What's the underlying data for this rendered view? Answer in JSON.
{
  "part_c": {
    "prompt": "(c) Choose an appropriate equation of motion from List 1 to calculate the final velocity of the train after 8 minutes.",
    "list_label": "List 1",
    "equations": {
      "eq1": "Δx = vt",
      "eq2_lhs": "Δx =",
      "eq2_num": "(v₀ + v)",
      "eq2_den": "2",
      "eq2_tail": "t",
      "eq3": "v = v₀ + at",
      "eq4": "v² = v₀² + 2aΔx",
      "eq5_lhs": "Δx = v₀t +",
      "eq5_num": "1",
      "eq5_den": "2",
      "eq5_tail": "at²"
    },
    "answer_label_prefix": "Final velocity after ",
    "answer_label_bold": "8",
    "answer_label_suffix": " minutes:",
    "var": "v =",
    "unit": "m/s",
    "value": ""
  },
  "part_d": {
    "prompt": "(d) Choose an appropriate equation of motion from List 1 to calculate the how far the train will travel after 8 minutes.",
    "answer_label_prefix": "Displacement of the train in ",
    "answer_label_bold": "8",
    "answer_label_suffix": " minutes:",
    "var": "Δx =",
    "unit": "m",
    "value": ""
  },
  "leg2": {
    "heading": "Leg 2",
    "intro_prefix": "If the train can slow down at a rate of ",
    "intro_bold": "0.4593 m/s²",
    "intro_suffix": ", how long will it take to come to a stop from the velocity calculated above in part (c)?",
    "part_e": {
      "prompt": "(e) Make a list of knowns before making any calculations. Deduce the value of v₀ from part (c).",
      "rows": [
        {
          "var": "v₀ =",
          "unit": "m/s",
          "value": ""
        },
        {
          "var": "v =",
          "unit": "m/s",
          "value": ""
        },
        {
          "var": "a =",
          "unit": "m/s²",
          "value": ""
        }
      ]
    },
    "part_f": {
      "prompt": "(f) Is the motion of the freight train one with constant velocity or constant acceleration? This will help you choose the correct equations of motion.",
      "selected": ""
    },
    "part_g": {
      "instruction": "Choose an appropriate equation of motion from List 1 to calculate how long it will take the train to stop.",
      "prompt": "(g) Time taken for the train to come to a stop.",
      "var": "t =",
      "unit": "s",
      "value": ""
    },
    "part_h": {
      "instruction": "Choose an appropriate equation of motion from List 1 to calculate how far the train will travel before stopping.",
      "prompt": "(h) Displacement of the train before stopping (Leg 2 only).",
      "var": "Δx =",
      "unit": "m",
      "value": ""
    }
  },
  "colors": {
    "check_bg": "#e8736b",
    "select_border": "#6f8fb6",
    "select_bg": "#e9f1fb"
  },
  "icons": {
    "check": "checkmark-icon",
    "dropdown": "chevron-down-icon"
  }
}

• _JOB_: Find the lines above that contain the word "equations" and collect them.

• _EXERCISE OUTPUT_:
    "equations": {
      "prompt": "(f) Is the motion of the freight train one with constant velocity or constant acceleration? This will help you choose the correct equations of motion.",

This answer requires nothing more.